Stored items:
****

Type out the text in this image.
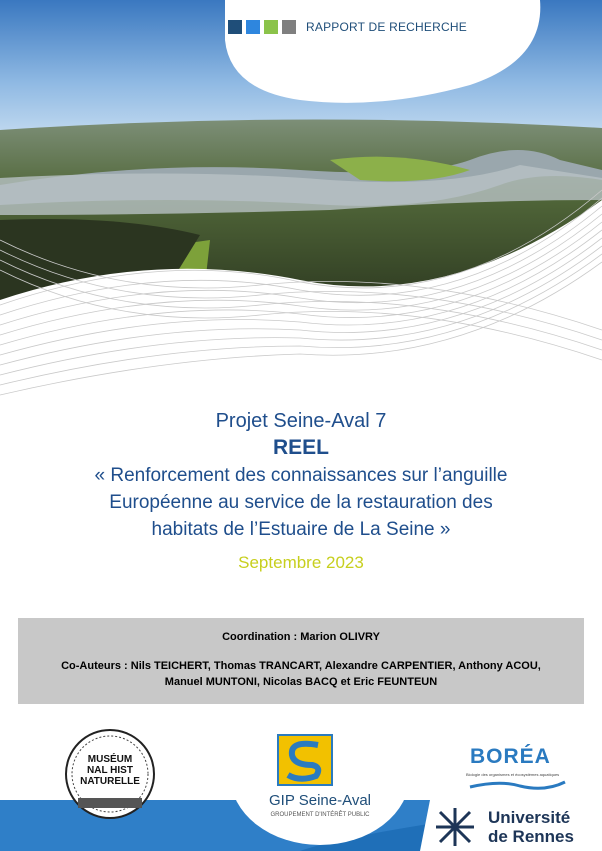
RAPPORT DE RECHERCHE
Projet Seine-Aval 7
REEL
« Renforcement des connaissances sur l’anguille
Européenne au service de la restauration des
habitats de l’Estuaire de La Seine »
Septembre 2023
Coordination : Marion OLIVRY
Co-Auteurs : Nils TEICHERT, Thomas TRANCART, Alexandre CARPENTIER, Anthony ACOU,
Manuel MUNTONI, Nicolas BACQ et Eric FEUNTEUN
MUSÉUM
NAL HIST
NATURELLE
GIP Seine-Aval
GROUPEMENT D'INTÉRÊT PUBLIC
BORÉA
Biologie des organismes et écosystèmes aquatiques
Université
de Rennes
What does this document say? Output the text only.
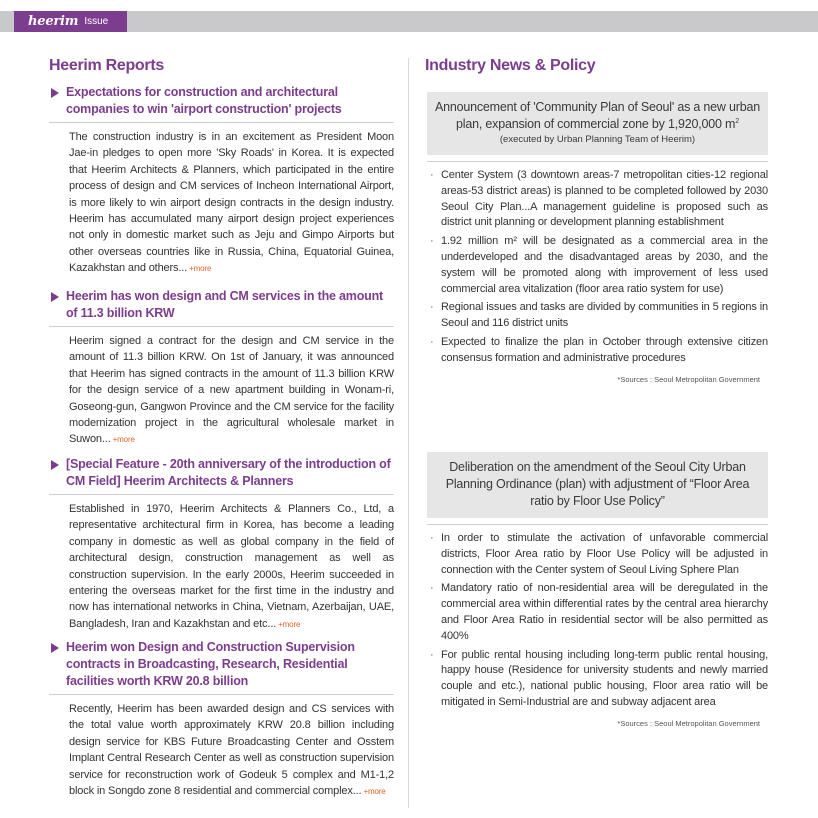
heerim Issue
Heerim Reports
Expectations for construction and architectural companies to win 'airport construction' projects
The construction industry is in an excitement as President Moon Jae-in pledges to open more 'Sky Roads' in Korea. It is expected that Heerim Architects & Planners, which participated in the entire process of design and CM services of Incheon International Airport, is more likely to win airport design contracts in the design industry. Heerim has accumulated many airport design project experiences not only in domestic market such as Jeju and Gimpo Airports but other overseas countries like in Russia, China, Equatorial Guinea, Kazakhstan and others... +more
Heerim has won design and CM services in the amount of 11.3 billion KRW
Heerim signed a contract for the design and CM service in the amount of 11.3 billion KRW. On 1st of January, it was announced that Heerim has signed contracts in the amount of 11.3 billion KRW for the design service of a new apartment building in Wonam-ri, Goseong-gun, Gangwon Province and the CM service for the facility modernization project in the agricultural wholesale market in Suwon... +more
[Special Feature - 20th anniversary of the introduction of CM Field] Heerim Architects & Planners
Established in 1970, Heerim Architects & Planners Co., Ltd, a representative architectural firm in Korea, has become a leading company in domestic as well as global company in the field of architectural design, construction management as well as construction supervision. In the early 2000s, Heerim succeeded in entering the overseas market for the first time in the industry and now has international networks in China, Vietnam, Azerbaijan, UAE, Bangladesh, Iran and Kazakhstan and etc... +more
Heerim won Design and Construction Supervision contracts in Broadcasting, Research, Residential facilities worth KRW 20.8 billion
Recently, Heerim has been awarded design and CS services with the total value worth approximately KRW 20.8 billion including design service for KBS Future Broadcasting Center and Osstem Implant Central Research Center as well as construction supervision service for reconstruction work of Godeuk 5 complex and M1-1,2 block in Songdo zone 8 residential and commercial complex... +more
Industry News & Policy
Announcement of 'Community Plan of Seoul' as a new urban plan, expansion of commercial zone by 1,920,000 $m^2$
(executed by Urban Planning Team of Heerim)
· Center System (3 downtown areas-7 metropolitan cities-12 regional areas-53 district areas) is planned to be completed followed by 2030 Seoul City Plan...A management guideline is proposed such as district unit planning or development planning establishment
· 1.92 million m² will be designated as a commercial area in the underdeveloped and the disadvantaged areas by 2030, and the system will be promoted along with improvement of less used commercial area vitalization (floor area ratio system for use)
· Regional issues and tasks are divided by communities in 5 regions in Seoul and 116 district units
· Expected to finalize the plan in October through extensive citizen consensus formation and administrative procedures
*Sources : Seoul Metropolitan Government
Deliberation on the amendment of the Seoul City Urban Planning Ordinance (plan) with adjustment of “Floor Area ratio by Floor Use Policy”
· In order to stimulate the activation of unfavorable commercial districts, Floor Area ratio by Floor Use Policy will be adjusted in connection with the Center system of Seoul Living Sphere Plan
· Mandatory ratio of non-residential area will be deregulated in the commercial area within differential rates by the central area hierarchy and Floor Area Ratio in residential sector will be also permitted as 400%
· For public rental housing including long-term public rental housing, happy house (Residence for university students and newly married couple and etc.), national public housing, Floor area ratio will be mitigated in Semi-Industrial are and subway adjacent area
*Sources : Seoul Metropolitan Government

****

▶ **Problem to work on**:
Produce an exact copy of each line of data, skipping embedded images.

▶ **Completed exercise**:
Type out the text in this image.
RAPPORT DE RECHERCHE
Projet Seine-Aval 7
REEL
« Renforcement des connaissances sur l’anguille
Européenne au service de la restauration des
habitats de l’Estuaire de La Seine »
Septembre 2023
Coordination : Marion OLIVRY
Co-Auteurs : Nils TEICHERT, Thomas TRANCART, Alexandre CARPENTIER, Anthony ACOU,
Manuel MUNTONI, Nicolas BACQ et Eric FEUNTEUN
MUSÉUM
NAL HIST
NATURELLE
GIP Seine-Aval
GROUPEMENT D'INTÉRÊT PUBLIC
BORÉA
Biologie des organismes et écosystèmes aquatiques
Université
de Rennes
What does this document say? Output the text only.
heerim Issue
Heerim Reports
Expectations for construction and architectural companies to win 'airport construction' projects
The construction industry is in an excitement as President Moon Jae-in pledges to open more 'Sky Roads' in Korea. It is expected that Heerim Architects & Planners, which participated in the entire process of design and CM services of Incheon International Airport, is more likely to win airport design contracts in the design industry. Heerim has accumulated many airport design project experiences not only in domestic market such as Jeju and Gimpo Airports but other overseas countries like in Russia, China, Equatorial Guinea, Kazakhstan and others... +more
Heerim has won design and CM services in the amount of 11.3 billion KRW
Heerim signed a contract for the design and CM service in the amount of 11.3 billion KRW. On 1st of January, it was announced that Heerim has signed contracts in the amount of 11.3 billion KRW for the design service of a new apartment building in Wonam-ri, Goseong-gun, Gangwon Province and the CM service for the facility modernization project in the agricultural wholesale market in Suwon... +more
[Special Feature - 20th anniversary of the introduction of CM Field] Heerim Architects & Planners
Established in 1970, Heerim Architects & Planners Co., Ltd, a representative architectural firm in Korea, has become a leading company in domestic as well as global company in the field of architectural design, construction management as well as construction supervision. In the early 2000s, Heerim succeeded in entering the overseas market for the first time in the industry and now has international networks in China, Vietnam, Azerbaijan, UAE, Bangladesh, Iran and Kazakhstan and etc... +more
Heerim won Design and Construction Supervision contracts in Broadcasting, Research, Residential facilities worth KRW 20.8 billion
Recently, Heerim has been awarded design and CS services with the total value worth approximately KRW 20.8 billion including design service for KBS Future Broadcasting Center and Osstem Implant Central Research Center as well as construction supervision service for reconstruction work of Godeuk 5 complex and M1-1,2 block in Songdo zone 8 residential and commercial complex... +more
Industry News & Policy
Announcement of 'Community Plan of Seoul' as a new urban plan, expansion of commercial zone by 1,920,000 $m^2$
(executed by Urban Planning Team of Heerim)
· Center System (3 downtown areas-7 metropolitan cities-12 regional areas-53 district areas) is planned to be completed followed by 2030 Seoul City Plan...A management guideline is proposed such as district unit planning or development planning establishment
· 1.92 million m² will be designated as a commercial area in the underdeveloped and the disadvantaged areas by 2030, and the system will be promoted along with improvement of less used commercial area vitalization (floor area ratio system for use)
· Regional issues and tasks are divided by communities in 5 regions in Seoul and 116 district units
· Expected to finalize the plan in October through extensive citizen consensus formation and administrative procedures
*Sources : Seoul Metropolitan Government
Deliberation on the amendment of the Seoul City Urban Planning Ordinance (plan) with adjustment of “Floor Area ratio by Floor Use Policy”
· In order to stimulate the activation of unfavorable commercial districts, Floor Area ratio by Floor Use Policy will be adjusted in connection with the Center system of Seoul Living Sphere Plan
· Mandatory ratio of non-residential area will be deregulated in the commercial area within differential rates by the central area hierarchy and Floor Area Ratio in residential sector will be also permitted as 400%
· For public rental housing including long-term public rental housing, happy house (Residence for university students and newly married couple and etc.), national public housing, Floor area ratio will be mitigated in Semi-Industrial are and subway adjacent area
*Sources : Seoul Metropolitan Government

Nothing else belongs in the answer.